§ YOUR GOAL: Count every line in the following entries where the word "Profiler" appears. Give the count alone.

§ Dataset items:
* * * *

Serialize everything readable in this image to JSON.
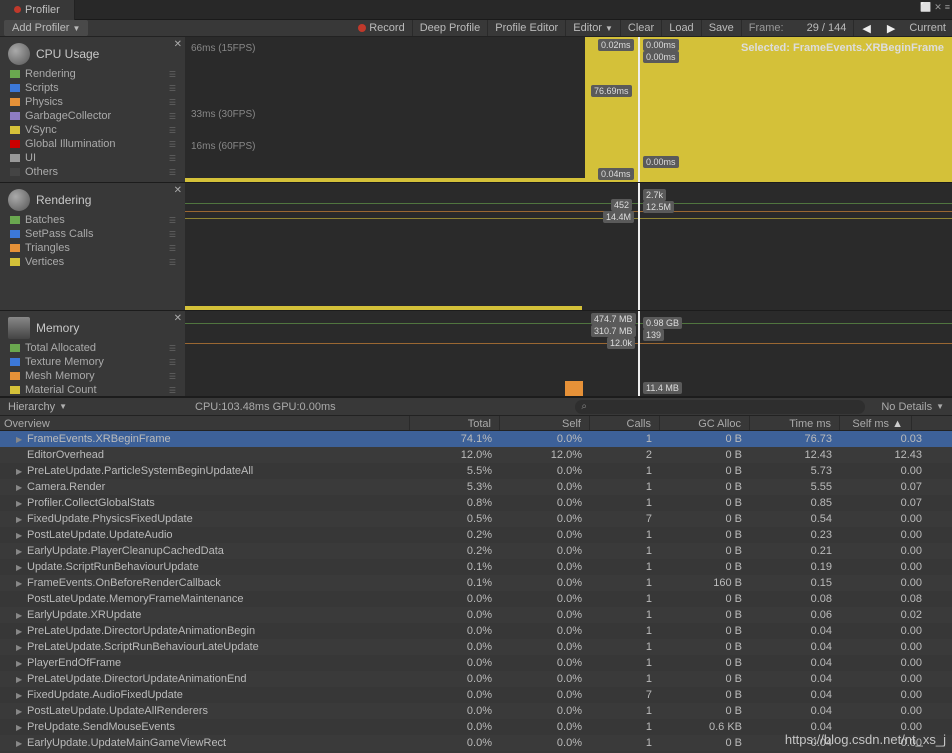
{
  "window": {
    "tab": "Profiler"
  },
  "toolbar": {
    "add_profiler": "Add Profiler",
    "record": "Record",
    "deep_profile": "Deep Profile",
    "profile_editor": "Profile Editor",
    "editor": "Editor",
    "clear": "Clear",
    "load": "Load",
    "save": "Save",
    "frame_label": "Frame:",
    "frame_value": "29 / 144",
    "current": "Current"
  },
  "cpu_panel": {
    "title": "CPU Usage",
    "legend": [
      {
        "label": "Rendering",
        "color": "#6aa84f"
      },
      {
        "label": "Scripts",
        "color": "#3c78d8"
      },
      {
        "label": "Physics",
        "color": "#e69138"
      },
      {
        "label": "GarbageCollector",
        "color": "#8e7cc3"
      },
      {
        "label": "VSync",
        "color": "#d4c139"
      },
      {
        "label": "Global Illumination",
        "color": "#cc0000"
      },
      {
        "label": "UI",
        "color": "#999999"
      },
      {
        "label": "Others",
        "color": "#444444"
      }
    ],
    "lines": [
      {
        "label": "66ms (15FPS)"
      },
      {
        "label": "33ms (30FPS)"
      },
      {
        "label": "16ms (60FPS)"
      }
    ],
    "data_labels": [
      "0.02ms",
      "0.00ms",
      "0.00ms",
      "76.69ms",
      "0.04ms",
      "0.00ms"
    ],
    "selected": "Selected: FrameEvents.XRBeginFrame"
  },
  "rendering_panel": {
    "title": "Rendering",
    "legend": [
      {
        "label": "Batches",
        "color": "#6aa84f"
      },
      {
        "label": "SetPass Calls",
        "color": "#3c78d8"
      },
      {
        "label": "Triangles",
        "color": "#e69138"
      },
      {
        "label": "Vertices",
        "color": "#d4c139"
      }
    ],
    "data_labels": [
      "452",
      "14.4M",
      "2.7k",
      "12.5M"
    ]
  },
  "memory_panel": {
    "title": "Memory",
    "legend": [
      {
        "label": "Total Allocated",
        "color": "#6aa84f"
      },
      {
        "label": "Texture Memory",
        "color": "#3c78d8"
      },
      {
        "label": "Mesh Memory",
        "color": "#e69138"
      },
      {
        "label": "Material Count",
        "color": "#d4c139"
      }
    ],
    "data_labels": [
      "474.7 MB",
      "310.7 MB",
      "12.0k",
      "0.98 GB",
      "139",
      "11.4 MB"
    ]
  },
  "hierarchy": {
    "mode": "Hierarchy",
    "cpu_gpu": "CPU:103.48ms   GPU:0.00ms",
    "details": "No Details"
  },
  "table": {
    "headers": {
      "overview": "Overview",
      "total": "Total",
      "self": "Self",
      "calls": "Calls",
      "gc_alloc": "GC Alloc",
      "time_ms": "Time ms",
      "self_ms": "Self ms"
    },
    "rows": [
      {
        "name": "FrameEvents.XRBeginFrame",
        "total": "74.1%",
        "self": "0.0%",
        "calls": "1",
        "gc": "0 B",
        "time": "76.73",
        "selfms": "0.03",
        "expand": true,
        "selected": true
      },
      {
        "name": "EditorOverhead",
        "total": "12.0%",
        "self": "12.0%",
        "calls": "2",
        "gc": "0 B",
        "time": "12.43",
        "selfms": "12.43",
        "expand": false
      },
      {
        "name": "PreLateUpdate.ParticleSystemBeginUpdateAll",
        "total": "5.5%",
        "self": "0.0%",
        "calls": "1",
        "gc": "0 B",
        "time": "5.73",
        "selfms": "0.00",
        "expand": true
      },
      {
        "name": "Camera.Render",
        "total": "5.3%",
        "self": "0.0%",
        "calls": "1",
        "gc": "0 B",
        "time": "5.55",
        "selfms": "0.07",
        "expand": true
      },
      {
        "name": "Profiler.CollectGlobalStats",
        "total": "0.8%",
        "self": "0.0%",
        "calls": "1",
        "gc": "0 B",
        "time": "0.85",
        "selfms": "0.07",
        "expand": true
      },
      {
        "name": "FixedUpdate.PhysicsFixedUpdate",
        "total": "0.5%",
        "self": "0.0%",
        "calls": "7",
        "gc": "0 B",
        "time": "0.54",
        "selfms": "0.00",
        "expand": true
      },
      {
        "name": "PostLateUpdate.UpdateAudio",
        "total": "0.2%",
        "self": "0.0%",
        "calls": "1",
        "gc": "0 B",
        "time": "0.23",
        "selfms": "0.00",
        "expand": true
      },
      {
        "name": "EarlyUpdate.PlayerCleanupCachedData",
        "total": "0.2%",
        "self": "0.0%",
        "calls": "1",
        "gc": "0 B",
        "time": "0.21",
        "selfms": "0.00",
        "expand": true
      },
      {
        "name": "Update.ScriptRunBehaviourUpdate",
        "total": "0.1%",
        "self": "0.0%",
        "calls": "1",
        "gc": "0 B",
        "time": "0.19",
        "selfms": "0.00",
        "expand": true
      },
      {
        "name": "FrameEvents.OnBeforeRenderCallback",
        "total": "0.1%",
        "self": "0.0%",
        "calls": "1",
        "gc": "160 B",
        "time": "0.15",
        "selfms": "0.00",
        "expand": true
      },
      {
        "name": "PostLateUpdate.MemoryFrameMaintenance",
        "total": "0.0%",
        "self": "0.0%",
        "calls": "1",
        "gc": "0 B",
        "time": "0.08",
        "selfms": "0.08",
        "expand": false
      },
      {
        "name": "EarlyUpdate.XRUpdate",
        "total": "0.0%",
        "self": "0.0%",
        "calls": "1",
        "gc": "0 B",
        "time": "0.06",
        "selfms": "0.02",
        "expand": true
      },
      {
        "name": "PreLateUpdate.DirectorUpdateAnimationBegin",
        "total": "0.0%",
        "self": "0.0%",
        "calls": "1",
        "gc": "0 B",
        "time": "0.04",
        "selfms": "0.00",
        "expand": true
      },
      {
        "name": "PreLateUpdate.ScriptRunBehaviourLateUpdate",
        "total": "0.0%",
        "self": "0.0%",
        "calls": "1",
        "gc": "0 B",
        "time": "0.04",
        "selfms": "0.00",
        "expand": true
      },
      {
        "name": "PlayerEndOfFrame",
        "total": "0.0%",
        "self": "0.0%",
        "calls": "1",
        "gc": "0 B",
        "time": "0.04",
        "selfms": "0.00",
        "expand": true
      },
      {
        "name": "PreLateUpdate.DirectorUpdateAnimationEnd",
        "total": "0.0%",
        "self": "0.0%",
        "calls": "1",
        "gc": "0 B",
        "time": "0.04",
        "selfms": "0.00",
        "expand": true
      },
      {
        "name": "FixedUpdate.AudioFixedUpdate",
        "total": "0.0%",
        "self": "0.0%",
        "calls": "7",
        "gc": "0 B",
        "time": "0.04",
        "selfms": "0.00",
        "expand": true
      },
      {
        "name": "PostLateUpdate.UpdateAllRenderers",
        "total": "0.0%",
        "self": "0.0%",
        "calls": "1",
        "gc": "0 B",
        "time": "0.04",
        "selfms": "0.00",
        "expand": true
      },
      {
        "name": "PreUpdate.SendMouseEvents",
        "total": "0.0%",
        "self": "0.0%",
        "calls": "1",
        "gc": "0.6 KB",
        "time": "0.04",
        "selfms": "0.00",
        "expand": true
      },
      {
        "name": "EarlyUpdate.UpdateMainGameViewRect",
        "total": "0.0%",
        "self": "0.0%",
        "calls": "1",
        "gc": "0 B",
        "time": "0.04",
        "selfms": "0.00",
        "expand": true
      }
    ]
  },
  "watermark": "https://blog.csdn.net/nt_xs_j"
}
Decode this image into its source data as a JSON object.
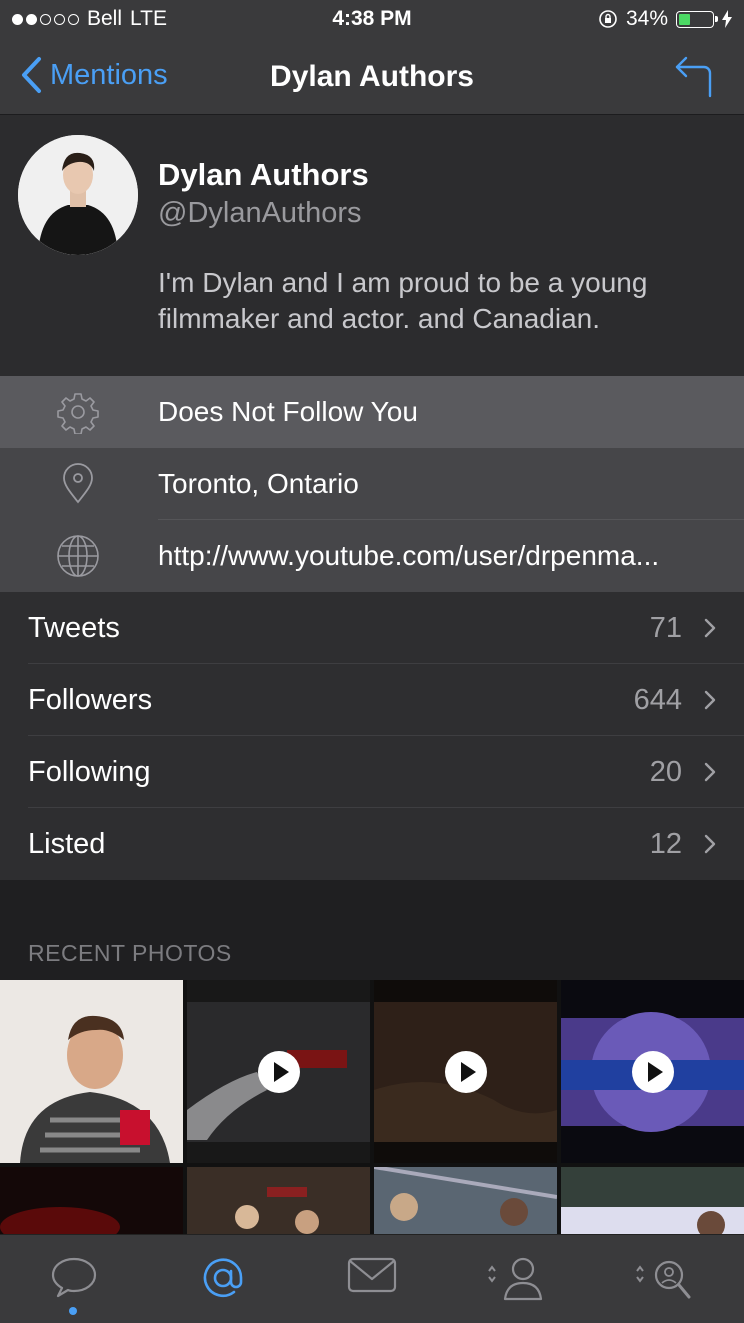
{
  "status_bar": {
    "carrier": "Bell",
    "network": "LTE",
    "time": "4:38 PM",
    "battery": "34%",
    "battery_level": 0.34
  },
  "nav": {
    "back_label": "Mentions",
    "title": "Dylan Authors",
    "reply_icon": "reply-arrow-icon"
  },
  "profile": {
    "name": "Dylan Authors",
    "handle": "@DylanAuthors",
    "bio": "I'm Dylan and I am proud to be a young filmmaker and actor. and Canadian."
  },
  "info_rows": {
    "follow_status": "Does Not Follow You",
    "location": "Toronto, Ontario",
    "url": "http://www.youtube.com/user/drpenma..."
  },
  "stats": [
    {
      "label": "Tweets",
      "count": "71"
    },
    {
      "label": "Followers",
      "count": "644"
    },
    {
      "label": "Following",
      "count": "20"
    },
    {
      "label": "Listed",
      "count": "12"
    }
  ],
  "photos_header": "RECENT PHOTOS",
  "tabs": [
    "timeline-icon",
    "mentions-icon",
    "messages-icon",
    "profile-icon",
    "search-icon"
  ],
  "colors": {
    "accent": "#4a9ff5",
    "background": "#2b2b2d",
    "battery_fill": "#4cd964"
  }
}
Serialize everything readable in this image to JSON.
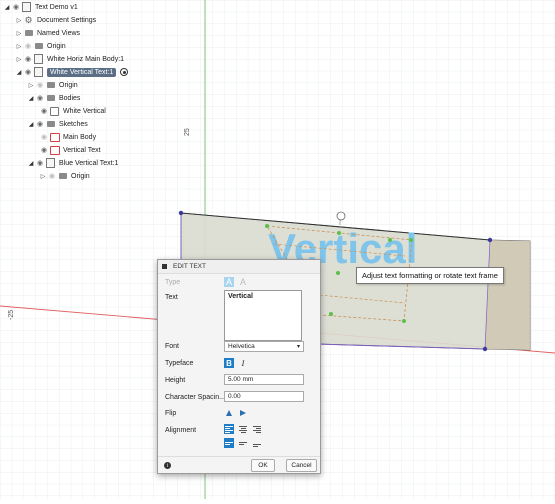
{
  "browser": {
    "items": [
      {
        "label": "Text Demo v1",
        "icon": "document-icon"
      },
      {
        "label": "Document Settings",
        "icon": "gear-icon"
      },
      {
        "label": "Named Views",
        "icon": "folder-icon"
      },
      {
        "label": "Origin",
        "icon": "folder-icon"
      },
      {
        "label": "White Horiz Main Body:1",
        "icon": "component-icon"
      },
      {
        "label": "White Vertical Text:1",
        "icon": "component-icon",
        "active": true
      },
      {
        "label": "Origin",
        "icon": "folder-icon"
      },
      {
        "label": "Bodies",
        "icon": "folder-icon"
      },
      {
        "label": "White Vertical",
        "icon": "body-icon"
      },
      {
        "label": "Sketches",
        "icon": "folder-icon"
      },
      {
        "label": "Main Body",
        "icon": "sketch-icon"
      },
      {
        "label": "Vertical Text",
        "icon": "sketch-icon"
      },
      {
        "label": "Blue Vertical Text:1",
        "icon": "component-icon"
      },
      {
        "label": "Origin",
        "icon": "folder-icon"
      }
    ]
  },
  "viewport": {
    "axis_label_top": "25",
    "axis_label_left": "-25",
    "model_text": "Vertical",
    "colors": {
      "grid": "#e3e7ea",
      "axis_red": "#e06060",
      "axis_green": "#70c070",
      "model_fill": "#d9dccf",
      "model_edge": "#7a5fc0",
      "text_blue": "#7fc4ea"
    }
  },
  "tooltip": "Adjust text formatting or rotate text frame",
  "dialog": {
    "title": "EDIT TEXT",
    "type_label": "Type",
    "text_label": "Text",
    "text_value": "Vertical",
    "font_label": "Font",
    "font_value": "Helvetica",
    "typeface_label": "Typeface",
    "bold_glyph": "B",
    "italic_glyph": "I",
    "height_label": "Height",
    "height_value": "5.00 mm",
    "spacing_label": "Character Spacin...",
    "spacing_value": "0.00",
    "flip_label": "Flip",
    "alignment_label": "Alignment",
    "ok_label": "OK",
    "cancel_label": "Cancel",
    "accent": "#1e7dc8"
  }
}
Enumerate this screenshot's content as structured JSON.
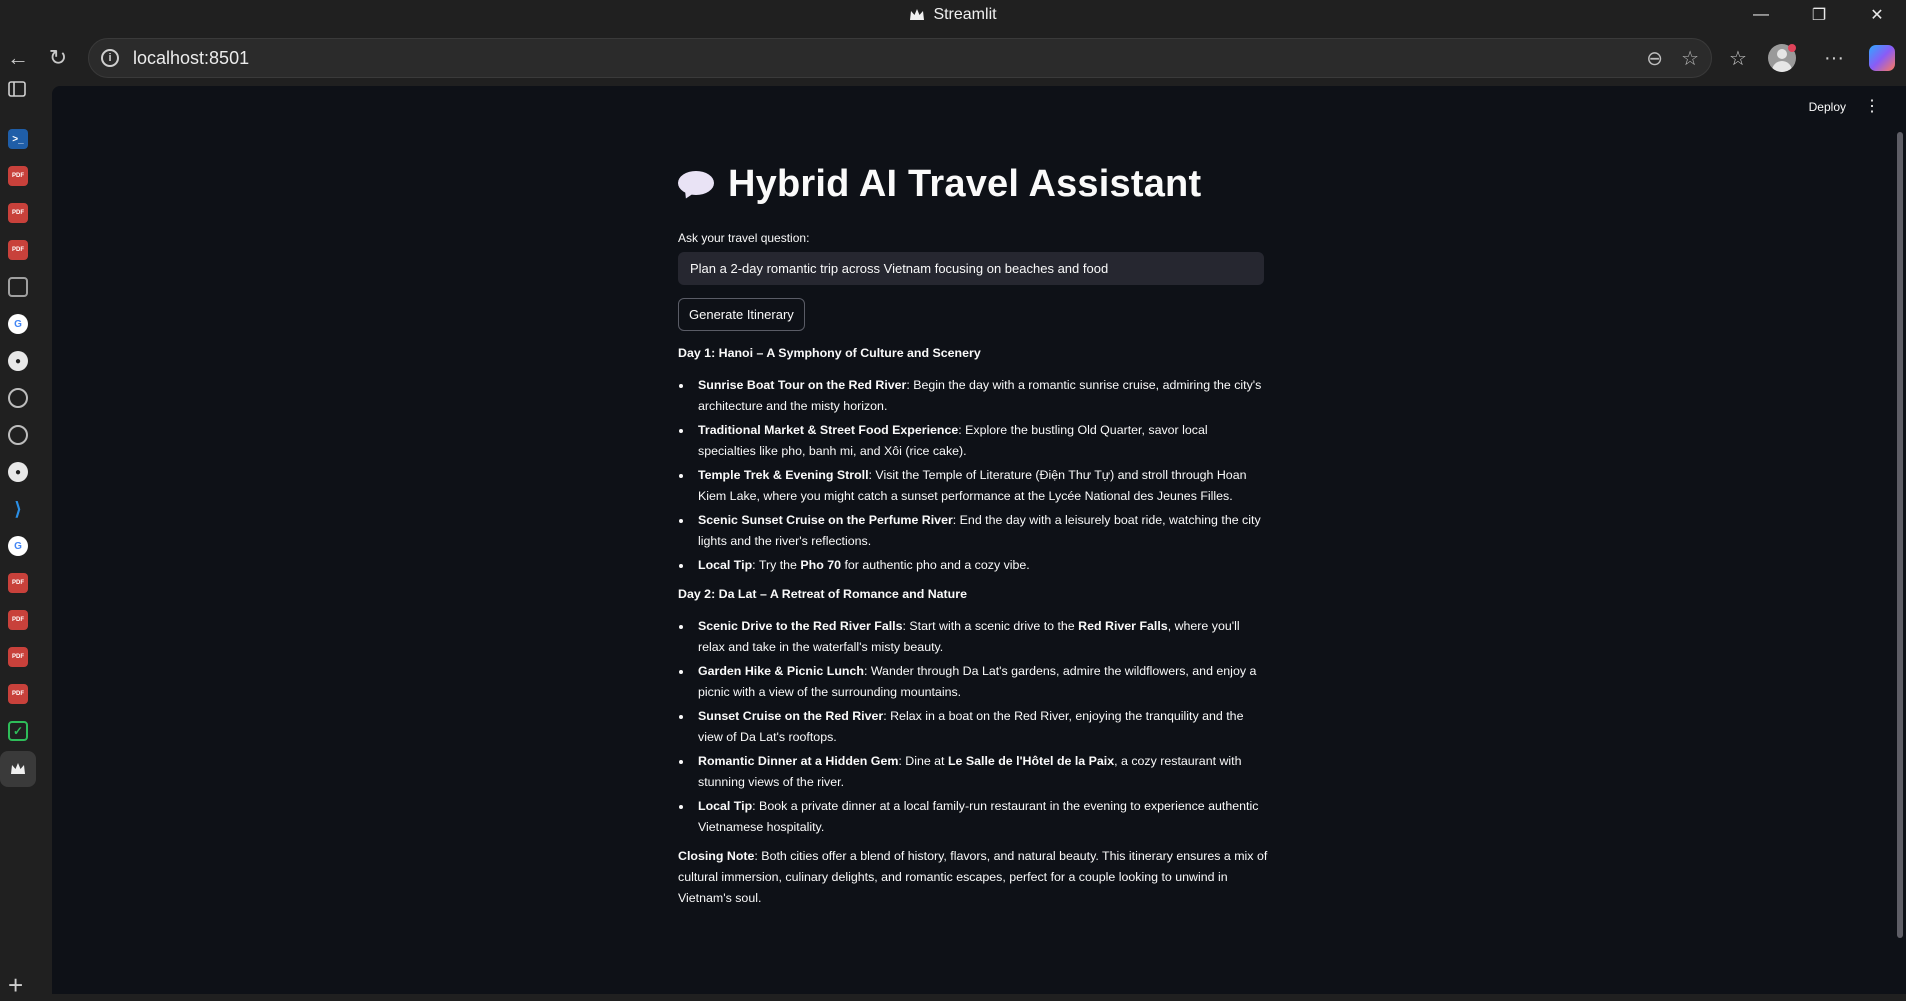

* * * *

§ WRITTEN SOLUTION: 3